What is needed is each line of the data below that holds the string "States".

BEGIN Records supplied

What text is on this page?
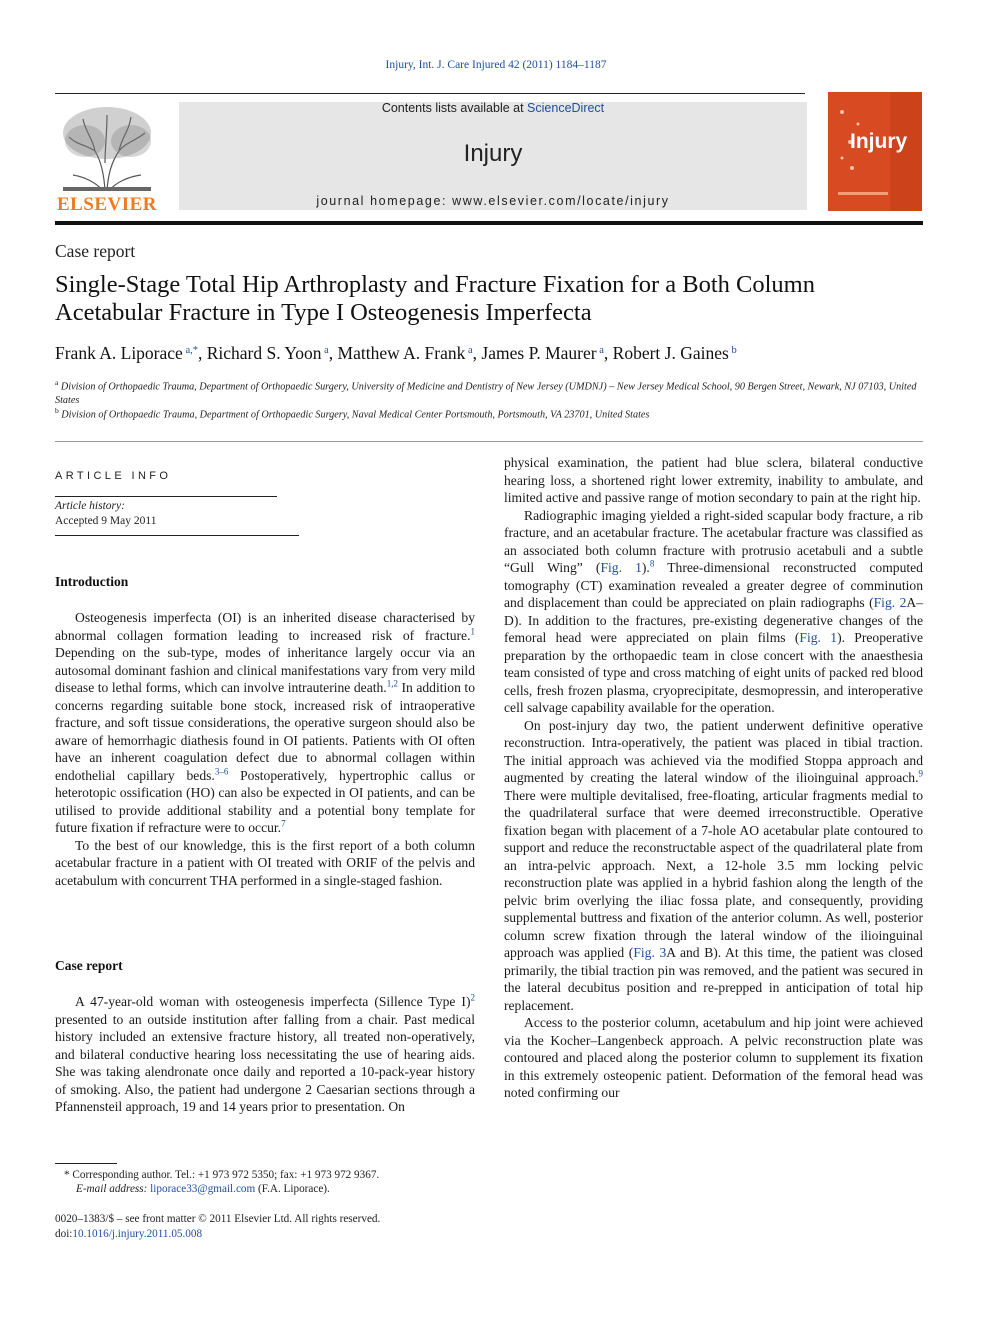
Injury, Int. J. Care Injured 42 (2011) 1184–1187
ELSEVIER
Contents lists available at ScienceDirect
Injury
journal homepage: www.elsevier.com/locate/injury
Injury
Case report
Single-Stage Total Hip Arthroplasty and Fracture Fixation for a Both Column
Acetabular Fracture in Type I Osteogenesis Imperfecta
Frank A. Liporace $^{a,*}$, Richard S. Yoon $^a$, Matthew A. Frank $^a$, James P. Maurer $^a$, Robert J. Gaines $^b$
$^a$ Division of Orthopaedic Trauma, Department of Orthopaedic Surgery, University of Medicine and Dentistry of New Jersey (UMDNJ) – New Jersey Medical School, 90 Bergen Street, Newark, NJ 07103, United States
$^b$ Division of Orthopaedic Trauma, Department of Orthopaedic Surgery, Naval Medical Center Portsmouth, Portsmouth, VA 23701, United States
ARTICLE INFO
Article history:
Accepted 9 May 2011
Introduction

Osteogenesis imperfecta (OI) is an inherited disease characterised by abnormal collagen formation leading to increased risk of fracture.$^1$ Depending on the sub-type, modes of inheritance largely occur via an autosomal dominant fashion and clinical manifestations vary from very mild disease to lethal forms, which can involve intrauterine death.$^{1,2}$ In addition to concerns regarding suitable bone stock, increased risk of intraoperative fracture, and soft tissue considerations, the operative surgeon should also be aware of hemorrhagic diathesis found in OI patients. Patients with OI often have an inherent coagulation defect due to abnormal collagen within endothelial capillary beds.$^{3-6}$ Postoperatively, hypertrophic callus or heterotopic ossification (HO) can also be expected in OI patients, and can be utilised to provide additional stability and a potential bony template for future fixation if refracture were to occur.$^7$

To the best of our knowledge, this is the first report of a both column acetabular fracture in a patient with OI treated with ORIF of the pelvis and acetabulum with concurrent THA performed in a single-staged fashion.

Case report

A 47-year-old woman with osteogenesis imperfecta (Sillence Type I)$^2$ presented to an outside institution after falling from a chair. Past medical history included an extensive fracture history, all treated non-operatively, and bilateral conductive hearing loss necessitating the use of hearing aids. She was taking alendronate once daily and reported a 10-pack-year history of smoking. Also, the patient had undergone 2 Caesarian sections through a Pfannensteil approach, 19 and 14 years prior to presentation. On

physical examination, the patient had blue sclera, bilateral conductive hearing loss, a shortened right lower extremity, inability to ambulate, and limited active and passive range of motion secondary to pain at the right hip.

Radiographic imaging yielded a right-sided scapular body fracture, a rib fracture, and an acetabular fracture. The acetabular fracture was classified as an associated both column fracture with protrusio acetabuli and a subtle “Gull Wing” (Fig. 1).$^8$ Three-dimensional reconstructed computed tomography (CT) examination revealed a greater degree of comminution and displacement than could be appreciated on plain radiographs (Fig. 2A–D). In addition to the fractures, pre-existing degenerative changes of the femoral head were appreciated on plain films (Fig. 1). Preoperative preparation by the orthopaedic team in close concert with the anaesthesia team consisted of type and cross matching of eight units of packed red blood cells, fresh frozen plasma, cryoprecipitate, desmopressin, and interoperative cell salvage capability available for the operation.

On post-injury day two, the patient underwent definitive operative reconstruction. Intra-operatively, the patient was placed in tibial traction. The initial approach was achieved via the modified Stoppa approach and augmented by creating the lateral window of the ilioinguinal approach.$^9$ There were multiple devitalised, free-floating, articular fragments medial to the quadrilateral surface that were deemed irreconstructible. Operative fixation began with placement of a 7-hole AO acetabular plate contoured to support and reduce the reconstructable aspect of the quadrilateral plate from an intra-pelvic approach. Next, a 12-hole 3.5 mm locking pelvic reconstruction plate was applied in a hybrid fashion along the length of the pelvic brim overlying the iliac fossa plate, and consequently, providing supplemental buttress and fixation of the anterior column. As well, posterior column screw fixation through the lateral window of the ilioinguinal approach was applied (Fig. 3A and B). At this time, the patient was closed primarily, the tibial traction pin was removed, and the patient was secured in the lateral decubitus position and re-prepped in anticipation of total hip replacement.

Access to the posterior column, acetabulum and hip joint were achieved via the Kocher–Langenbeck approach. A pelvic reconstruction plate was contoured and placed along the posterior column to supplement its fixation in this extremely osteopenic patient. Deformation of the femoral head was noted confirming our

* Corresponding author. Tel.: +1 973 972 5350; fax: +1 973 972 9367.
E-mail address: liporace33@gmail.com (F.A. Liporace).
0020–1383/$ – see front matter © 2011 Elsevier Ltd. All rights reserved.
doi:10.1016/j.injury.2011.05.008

END Records supplied
BEGIN Records supplied

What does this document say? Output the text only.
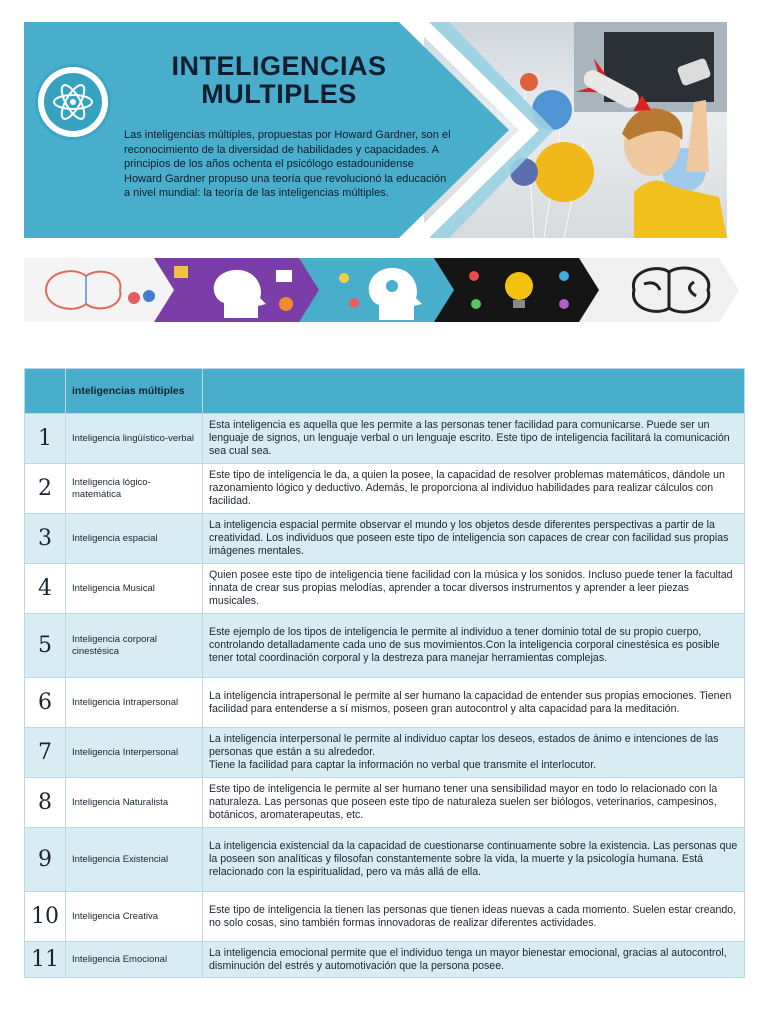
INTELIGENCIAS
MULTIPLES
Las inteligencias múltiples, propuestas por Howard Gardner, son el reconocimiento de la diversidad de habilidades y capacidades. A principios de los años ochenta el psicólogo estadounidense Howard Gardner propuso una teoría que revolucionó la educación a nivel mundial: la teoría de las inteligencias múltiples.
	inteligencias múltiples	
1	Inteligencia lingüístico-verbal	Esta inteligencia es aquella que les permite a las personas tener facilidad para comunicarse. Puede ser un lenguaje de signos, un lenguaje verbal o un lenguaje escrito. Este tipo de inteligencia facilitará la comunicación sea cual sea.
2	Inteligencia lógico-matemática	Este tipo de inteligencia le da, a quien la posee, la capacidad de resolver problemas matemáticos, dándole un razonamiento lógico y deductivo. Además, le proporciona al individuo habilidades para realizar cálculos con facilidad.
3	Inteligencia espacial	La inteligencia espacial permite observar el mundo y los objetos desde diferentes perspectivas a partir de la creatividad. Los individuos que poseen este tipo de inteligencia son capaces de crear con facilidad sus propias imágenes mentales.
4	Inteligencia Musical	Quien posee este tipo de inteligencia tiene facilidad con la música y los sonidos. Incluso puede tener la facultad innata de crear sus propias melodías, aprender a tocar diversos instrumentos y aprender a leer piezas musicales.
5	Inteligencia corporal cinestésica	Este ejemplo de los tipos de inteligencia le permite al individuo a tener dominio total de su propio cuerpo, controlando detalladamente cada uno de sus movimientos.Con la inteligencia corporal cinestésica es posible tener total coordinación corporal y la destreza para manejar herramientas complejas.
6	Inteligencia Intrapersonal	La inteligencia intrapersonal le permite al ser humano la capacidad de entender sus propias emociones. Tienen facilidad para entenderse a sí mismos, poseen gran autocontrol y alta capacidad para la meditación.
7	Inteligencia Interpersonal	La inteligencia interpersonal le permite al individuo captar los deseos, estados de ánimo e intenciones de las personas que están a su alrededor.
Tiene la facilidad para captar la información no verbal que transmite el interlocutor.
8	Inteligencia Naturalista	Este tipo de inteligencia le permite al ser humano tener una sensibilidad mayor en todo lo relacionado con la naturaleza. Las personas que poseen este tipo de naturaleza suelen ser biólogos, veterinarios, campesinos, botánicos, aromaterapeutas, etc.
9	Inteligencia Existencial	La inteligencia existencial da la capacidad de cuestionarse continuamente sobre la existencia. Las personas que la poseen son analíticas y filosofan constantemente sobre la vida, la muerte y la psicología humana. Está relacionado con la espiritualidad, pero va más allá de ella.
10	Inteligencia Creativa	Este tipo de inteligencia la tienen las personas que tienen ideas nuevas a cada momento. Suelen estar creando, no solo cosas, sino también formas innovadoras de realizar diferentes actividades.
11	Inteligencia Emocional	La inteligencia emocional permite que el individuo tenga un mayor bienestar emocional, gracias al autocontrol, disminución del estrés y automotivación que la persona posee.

END Records supplied

**Response to this exercise**
$^a$ Division of Orthopaedic Trauma, Department of Orthopaedic Surgery, University of Medicine and Dentistry of New Jersey (UMDNJ) – New Jersey Medical School, 90 Bergen Street, Newark, NJ 07103, United States
$^b$ Division of Orthopaedic Trauma, Department of Orthopaedic Surgery, Naval Medical Center Portsmouth, Portsmouth, VA 23701, United States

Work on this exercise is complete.